Dataset records ->
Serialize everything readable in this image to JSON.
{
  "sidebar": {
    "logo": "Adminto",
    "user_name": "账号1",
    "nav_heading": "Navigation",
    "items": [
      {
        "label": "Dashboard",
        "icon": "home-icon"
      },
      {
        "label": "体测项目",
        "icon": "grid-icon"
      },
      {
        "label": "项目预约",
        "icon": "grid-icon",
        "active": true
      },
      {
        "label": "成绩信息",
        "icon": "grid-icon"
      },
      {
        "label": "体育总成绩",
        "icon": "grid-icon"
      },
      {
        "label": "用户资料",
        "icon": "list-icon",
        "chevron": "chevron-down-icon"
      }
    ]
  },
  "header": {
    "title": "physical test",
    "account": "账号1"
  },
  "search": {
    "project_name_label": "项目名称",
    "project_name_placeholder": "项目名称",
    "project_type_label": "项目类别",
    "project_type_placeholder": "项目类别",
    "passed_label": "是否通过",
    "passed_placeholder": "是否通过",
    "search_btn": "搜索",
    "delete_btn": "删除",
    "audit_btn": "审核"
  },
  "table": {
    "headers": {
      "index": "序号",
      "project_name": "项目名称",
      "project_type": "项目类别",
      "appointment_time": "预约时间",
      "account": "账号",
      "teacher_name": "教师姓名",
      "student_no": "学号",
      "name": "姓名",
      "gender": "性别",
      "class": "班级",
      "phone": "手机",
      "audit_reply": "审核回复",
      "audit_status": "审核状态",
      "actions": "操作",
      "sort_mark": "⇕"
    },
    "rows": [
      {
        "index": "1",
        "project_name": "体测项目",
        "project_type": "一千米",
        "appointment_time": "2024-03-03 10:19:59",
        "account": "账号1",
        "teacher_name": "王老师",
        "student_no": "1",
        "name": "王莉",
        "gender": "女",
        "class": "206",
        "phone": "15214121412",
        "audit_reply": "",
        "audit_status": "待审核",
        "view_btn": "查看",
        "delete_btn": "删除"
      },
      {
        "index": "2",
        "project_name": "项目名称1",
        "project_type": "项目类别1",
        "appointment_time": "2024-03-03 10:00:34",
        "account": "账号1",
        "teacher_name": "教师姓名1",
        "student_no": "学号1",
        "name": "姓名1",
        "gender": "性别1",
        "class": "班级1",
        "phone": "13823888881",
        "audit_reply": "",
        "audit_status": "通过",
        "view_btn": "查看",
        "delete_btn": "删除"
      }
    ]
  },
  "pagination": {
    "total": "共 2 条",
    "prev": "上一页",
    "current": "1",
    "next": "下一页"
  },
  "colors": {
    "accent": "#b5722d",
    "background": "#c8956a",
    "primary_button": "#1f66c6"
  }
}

What the exercise asks -> Your task is to reproduce all of the records exactly.

Full answer ->
Serialize everything readable in this image to JSON.
{
  "sidebar": {
    "logo": "Adminto",
    "user_name": "账号1",
    "nav_heading": "Navigation",
    "items": [
      {
        "label": "Dashboard",
        "icon": "home-icon"
      },
      {
        "label": "体测项目",
        "icon": "grid-icon"
      },
      {
        "label": "项目预约",
        "icon": "grid-icon",
        "active": true
      },
      {
        "label": "成绩信息",
        "icon": "grid-icon"
      },
      {
        "label": "体育总成绩",
        "icon": "grid-icon"
      },
      {
        "label": "用户资料",
        "icon": "list-icon",
        "chevron": "chevron-down-icon"
      }
    ]
  },
  "header": {
    "title": "physical test",
    "account": "账号1"
  },
  "search": {
    "project_name_label": "项目名称",
    "project_name_placeholder": "项目名称",
    "project_type_label": "项目类别",
    "project_type_placeholder": "项目类别",
    "passed_label": "是否通过",
    "passed_placeholder": "是否通过",
    "search_btn": "搜索",
    "delete_btn": "删除",
    "audit_btn": "审核"
  },
  "table": {
    "headers": {
      "index": "序号",
      "project_name": "项目名称",
      "project_type": "项目类别",
      "appointment_time": "预约时间",
      "account": "账号",
      "teacher_name": "教师姓名",
      "student_no": "学号",
      "name": "姓名",
      "gender": "性别",
      "class": "班级",
      "phone": "手机",
      "audit_reply": "审核回复",
      "audit_status": "审核状态",
      "actions": "操作",
      "sort_mark": "⇕"
    },
    "rows": [
      {
        "index": "1",
        "project_name": "体测项目",
        "project_type": "一千米",
        "appointment_time": "2024-03-03 10:19:59",
        "account": "账号1",
        "teacher_name": "王老师",
        "student_no": "1",
        "name": "王莉",
        "gender": "女",
        "class": "206",
        "phone": "15214121412",
        "audit_reply": "",
        "audit_status": "待审核",
        "view_btn": "查看",
        "delete_btn": "删除"
      },
      {
        "index": "2",
        "project_name": "项目名称1",
        "project_type": "项目类别1",
        "appointment_time": "2024-03-03 10:00:34",
        "account": "账号1",
        "teacher_name": "教师姓名1",
        "student_no": "学号1",
        "name": "姓名1",
        "gender": "性别1",
        "class": "班级1",
        "phone": "13823888881",
        "audit_reply": "",
        "audit_status": "通过",
        "view_btn": "查看",
        "delete_btn": "删除"
      }
    ]
  },
  "pagination": {
    "total": "共 2 条",
    "prev": "上一页",
    "current": "1",
    "next": "下一页"
  },
  "colors": {
    "accent": "#b5722d",
    "background": "#c8956a",
    "primary_button": "#1f66c6"
  }
}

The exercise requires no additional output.